(Records about charts and figures)
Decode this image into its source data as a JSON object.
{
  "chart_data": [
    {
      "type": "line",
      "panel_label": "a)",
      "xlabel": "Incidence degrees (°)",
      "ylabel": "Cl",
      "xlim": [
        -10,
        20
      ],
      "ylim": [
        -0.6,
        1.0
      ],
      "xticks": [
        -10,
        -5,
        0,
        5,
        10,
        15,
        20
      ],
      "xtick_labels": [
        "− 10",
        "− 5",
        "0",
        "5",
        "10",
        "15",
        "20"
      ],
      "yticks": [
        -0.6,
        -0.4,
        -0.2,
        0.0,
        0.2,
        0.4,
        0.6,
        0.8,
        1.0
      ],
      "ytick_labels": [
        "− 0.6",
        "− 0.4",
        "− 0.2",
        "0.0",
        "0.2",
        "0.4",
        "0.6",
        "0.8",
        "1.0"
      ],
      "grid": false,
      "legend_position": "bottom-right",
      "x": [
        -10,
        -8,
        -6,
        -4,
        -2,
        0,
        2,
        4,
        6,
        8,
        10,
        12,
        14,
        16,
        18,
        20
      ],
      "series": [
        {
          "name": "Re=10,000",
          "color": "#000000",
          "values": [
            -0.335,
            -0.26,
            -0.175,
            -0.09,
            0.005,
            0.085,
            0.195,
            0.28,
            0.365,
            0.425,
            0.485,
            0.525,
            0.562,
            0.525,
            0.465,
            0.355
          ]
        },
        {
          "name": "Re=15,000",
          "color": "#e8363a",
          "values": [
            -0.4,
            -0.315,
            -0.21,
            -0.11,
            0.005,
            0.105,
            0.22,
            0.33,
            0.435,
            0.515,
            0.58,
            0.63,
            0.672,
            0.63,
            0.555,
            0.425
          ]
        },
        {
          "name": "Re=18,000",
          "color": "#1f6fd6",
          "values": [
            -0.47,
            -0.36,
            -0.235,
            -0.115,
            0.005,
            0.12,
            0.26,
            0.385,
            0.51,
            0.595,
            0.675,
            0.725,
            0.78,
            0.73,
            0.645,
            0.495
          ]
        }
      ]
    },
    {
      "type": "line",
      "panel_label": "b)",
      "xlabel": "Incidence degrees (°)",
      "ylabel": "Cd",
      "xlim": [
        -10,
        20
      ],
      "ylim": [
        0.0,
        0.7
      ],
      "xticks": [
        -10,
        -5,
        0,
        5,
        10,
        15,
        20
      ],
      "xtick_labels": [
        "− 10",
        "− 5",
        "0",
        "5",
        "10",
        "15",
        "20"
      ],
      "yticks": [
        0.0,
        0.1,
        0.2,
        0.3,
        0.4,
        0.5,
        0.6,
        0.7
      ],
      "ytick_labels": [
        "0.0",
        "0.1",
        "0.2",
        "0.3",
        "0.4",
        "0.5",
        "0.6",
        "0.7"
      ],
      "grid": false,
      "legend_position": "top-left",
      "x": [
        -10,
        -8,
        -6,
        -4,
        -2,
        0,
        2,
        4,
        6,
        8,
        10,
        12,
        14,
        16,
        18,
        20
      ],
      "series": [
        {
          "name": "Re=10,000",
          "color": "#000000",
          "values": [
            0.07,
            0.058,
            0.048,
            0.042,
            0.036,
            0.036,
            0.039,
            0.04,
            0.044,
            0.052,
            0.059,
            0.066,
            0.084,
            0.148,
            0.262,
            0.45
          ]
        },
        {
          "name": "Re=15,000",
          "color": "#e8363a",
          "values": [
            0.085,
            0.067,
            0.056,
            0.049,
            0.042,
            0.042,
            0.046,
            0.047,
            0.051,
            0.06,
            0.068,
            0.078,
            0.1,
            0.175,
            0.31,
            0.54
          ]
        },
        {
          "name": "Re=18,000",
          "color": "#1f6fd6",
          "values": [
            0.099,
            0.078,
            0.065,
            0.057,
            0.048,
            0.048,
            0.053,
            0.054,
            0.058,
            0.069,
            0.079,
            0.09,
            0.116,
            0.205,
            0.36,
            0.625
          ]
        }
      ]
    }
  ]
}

- _Stated goal_
Nothing may be left out: return each entry exactly as it reads.

- _Response to the task_
Decode this image into its source data as a JSON object.
{
  "chart_data": [
    {
      "type": "line",
      "panel_label": "a)",
      "xlabel": "Incidence degrees (°)",
      "ylabel": "Cl",
      "xlim": [
        -10,
        20
      ],
      "ylim": [
        -0.6,
        1.0
      ],
      "xticks": [
        -10,
        -5,
        0,
        5,
        10,
        15,
        20
      ],
      "xtick_labels": [
        "− 10",
        "− 5",
        "0",
        "5",
        "10",
        "15",
        "20"
      ],
      "yticks": [
        -0.6,
        -0.4,
        -0.2,
        0.0,
        0.2,
        0.4,
        0.6,
        0.8,
        1.0
      ],
      "ytick_labels": [
        "− 0.6",
        "− 0.4",
        "− 0.2",
        "0.0",
        "0.2",
        "0.4",
        "0.6",
        "0.8",
        "1.0"
      ],
      "grid": false,
      "legend_position": "bottom-right",
      "x": [
        -10,
        -8,
        -6,
        -4,
        -2,
        0,
        2,
        4,
        6,
        8,
        10,
        12,
        14,
        16,
        18,
        20
      ],
      "series": [
        {
          "name": "Re=10,000",
          "color": "#000000",
          "values": [
            -0.335,
            -0.26,
            -0.175,
            -0.09,
            0.005,
            0.085,
            0.195,
            0.28,
            0.365,
            0.425,
            0.485,
            0.525,
            0.562,
            0.525,
            0.465,
            0.355
          ]
        },
        {
          "name": "Re=15,000",
          "color": "#e8363a",
          "values": [
            -0.4,
            -0.315,
            -0.21,
            -0.11,
            0.005,
            0.105,
            0.22,
            0.33,
            0.435,
            0.515,
            0.58,
            0.63,
            0.672,
            0.63,
            0.555,
            0.425
          ]
        },
        {
          "name": "Re=18,000",
          "color": "#1f6fd6",
          "values": [
            -0.47,
            -0.36,
            -0.235,
            -0.115,
            0.005,
            0.12,
            0.26,
            0.385,
            0.51,
            0.595,
            0.675,
            0.725,
            0.78,
            0.73,
            0.645,
            0.495
          ]
        }
      ]
    },
    {
      "type": "line",
      "panel_label": "b)",
      "xlabel": "Incidence degrees (°)",
      "ylabel": "Cd",
      "xlim": [
        -10,
        20
      ],
      "ylim": [
        0.0,
        0.7
      ],
      "xticks": [
        -10,
        -5,
        0,
        5,
        10,
        15,
        20
      ],
      "xtick_labels": [
        "− 10",
        "− 5",
        "0",
        "5",
        "10",
        "15",
        "20"
      ],
      "yticks": [
        0.0,
        0.1,
        0.2,
        0.3,
        0.4,
        0.5,
        0.6,
        0.7
      ],
      "ytick_labels": [
        "0.0",
        "0.1",
        "0.2",
        "0.3",
        "0.4",
        "0.5",
        "0.6",
        "0.7"
      ],
      "grid": false,
      "legend_position": "top-left",
      "x": [
        -10,
        -8,
        -6,
        -4,
        -2,
        0,
        2,
        4,
        6,
        8,
        10,
        12,
        14,
        16,
        18,
        20
      ],
      "series": [
        {
          "name": "Re=10,000",
          "color": "#000000",
          "values": [
            0.07,
            0.058,
            0.048,
            0.042,
            0.036,
            0.036,
            0.039,
            0.04,
            0.044,
            0.052,
            0.059,
            0.066,
            0.084,
            0.148,
            0.262,
            0.45
          ]
        },
        {
          "name": "Re=15,000",
          "color": "#e8363a",
          "values": [
            0.085,
            0.067,
            0.056,
            0.049,
            0.042,
            0.042,
            0.046,
            0.047,
            0.051,
            0.06,
            0.068,
            0.078,
            0.1,
            0.175,
            0.31,
            0.54
          ]
        },
        {
          "name": "Re=18,000",
          "color": "#1f6fd6",
          "values": [
            0.099,
            0.078,
            0.065,
            0.057,
            0.048,
            0.048,
            0.053,
            0.054,
            0.058,
            0.069,
            0.079,
            0.09,
            0.116,
            0.205,
            0.36,
            0.625
          ]
        }
      ]
    }
  ]
}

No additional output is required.